__Direction__.
Write out the entries below once more, exactly.

--- start of Supplied information ---

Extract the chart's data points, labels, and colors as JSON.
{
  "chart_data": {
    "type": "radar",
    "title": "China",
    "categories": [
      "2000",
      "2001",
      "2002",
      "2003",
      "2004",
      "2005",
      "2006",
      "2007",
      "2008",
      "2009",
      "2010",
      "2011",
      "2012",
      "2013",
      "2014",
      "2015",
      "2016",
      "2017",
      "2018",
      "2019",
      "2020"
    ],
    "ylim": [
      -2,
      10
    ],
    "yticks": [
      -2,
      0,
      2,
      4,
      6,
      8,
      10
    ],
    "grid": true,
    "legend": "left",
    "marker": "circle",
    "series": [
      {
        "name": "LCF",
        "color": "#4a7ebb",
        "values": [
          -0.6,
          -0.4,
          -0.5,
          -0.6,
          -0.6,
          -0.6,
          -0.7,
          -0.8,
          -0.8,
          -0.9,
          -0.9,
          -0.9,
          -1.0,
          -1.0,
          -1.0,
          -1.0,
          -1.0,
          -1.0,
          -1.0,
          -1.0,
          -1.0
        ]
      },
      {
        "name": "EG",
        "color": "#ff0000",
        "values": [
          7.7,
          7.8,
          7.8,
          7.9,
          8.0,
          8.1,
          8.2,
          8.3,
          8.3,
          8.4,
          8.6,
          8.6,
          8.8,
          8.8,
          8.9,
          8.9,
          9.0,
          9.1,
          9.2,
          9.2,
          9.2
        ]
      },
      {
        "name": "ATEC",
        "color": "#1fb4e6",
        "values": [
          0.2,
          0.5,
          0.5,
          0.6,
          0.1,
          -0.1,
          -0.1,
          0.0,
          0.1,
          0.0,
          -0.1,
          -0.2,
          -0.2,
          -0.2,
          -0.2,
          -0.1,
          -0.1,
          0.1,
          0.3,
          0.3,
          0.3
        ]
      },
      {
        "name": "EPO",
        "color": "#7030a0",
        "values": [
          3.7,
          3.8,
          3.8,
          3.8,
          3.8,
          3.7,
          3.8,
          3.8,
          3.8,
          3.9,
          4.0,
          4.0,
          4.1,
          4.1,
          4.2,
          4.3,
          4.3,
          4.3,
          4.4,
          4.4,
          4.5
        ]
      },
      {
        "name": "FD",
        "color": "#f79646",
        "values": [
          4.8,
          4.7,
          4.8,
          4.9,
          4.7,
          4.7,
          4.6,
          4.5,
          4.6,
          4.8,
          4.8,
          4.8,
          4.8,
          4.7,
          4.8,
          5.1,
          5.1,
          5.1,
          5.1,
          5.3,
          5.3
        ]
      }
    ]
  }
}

--- end of Supplied information ---

__Solution to this problem__.
Extract the chart's data points, labels, and colors as JSON.
{
  "chart_data": {
    "type": "radar",
    "title": "China",
    "categories": [
      "2000",
      "2001",
      "2002",
      "2003",
      "2004",
      "2005",
      "2006",
      "2007",
      "2008",
      "2009",
      "2010",
      "2011",
      "2012",
      "2013",
      "2014",
      "2015",
      "2016",
      "2017",
      "2018",
      "2019",
      "2020"
    ],
    "ylim": [
      -2,
      10
    ],
    "yticks": [
      -2,
      0,
      2,
      4,
      6,
      8,
      10
    ],
    "grid": true,
    "legend": "left",
    "marker": "circle",
    "series": [
      {
        "name": "LCF",
        "color": "#4a7ebb",
        "values": [
          -0.6,
          -0.4,
          -0.5,
          -0.6,
          -0.6,
          -0.6,
          -0.7,
          -0.8,
          -0.8,
          -0.9,
          -0.9,
          -0.9,
          -1.0,
          -1.0,
          -1.0,
          -1.0,
          -1.0,
          -1.0,
          -1.0,
          -1.0,
          -1.0
        ]
      },
      {
        "name": "EG",
        "color": "#ff0000",
        "values": [
          7.7,
          7.8,
          7.8,
          7.9,
          8.0,
          8.1,
          8.2,
          8.3,
          8.3,
          8.4,
          8.6,
          8.6,
          8.8,
          8.8,
          8.9,
          8.9,
          9.0,
          9.1,
          9.2,
          9.2,
          9.2
        ]
      },
      {
        "name": "ATEC",
        "color": "#1fb4e6",
        "values": [
          0.2,
          0.5,
          0.5,
          0.6,
          0.1,
          -0.1,
          -0.1,
          0.0,
          0.1,
          0.0,
          -0.1,
          -0.2,
          -0.2,
          -0.2,
          -0.2,
          -0.1,
          -0.1,
          0.1,
          0.3,
          0.3,
          0.3
        ]
      },
      {
        "name": "EPO",
        "color": "#7030a0",
        "values": [
          3.7,
          3.8,
          3.8,
          3.8,
          3.8,
          3.7,
          3.8,
          3.8,
          3.8,
          3.9,
          4.0,
          4.0,
          4.1,
          4.1,
          4.2,
          4.3,
          4.3,
          4.3,
          4.4,
          4.4,
          4.5
        ]
      },
      {
        "name": "FD",
        "color": "#f79646",
        "values": [
          4.8,
          4.7,
          4.8,
          4.9,
          4.7,
          4.7,
          4.6,
          4.5,
          4.6,
          4.8,
          4.8,
          4.8,
          4.8,
          4.7,
          4.8,
          5.1,
          5.1,
          5.1,
          5.1,
          5.3,
          5.3
        ]
      }
    ]
  }
}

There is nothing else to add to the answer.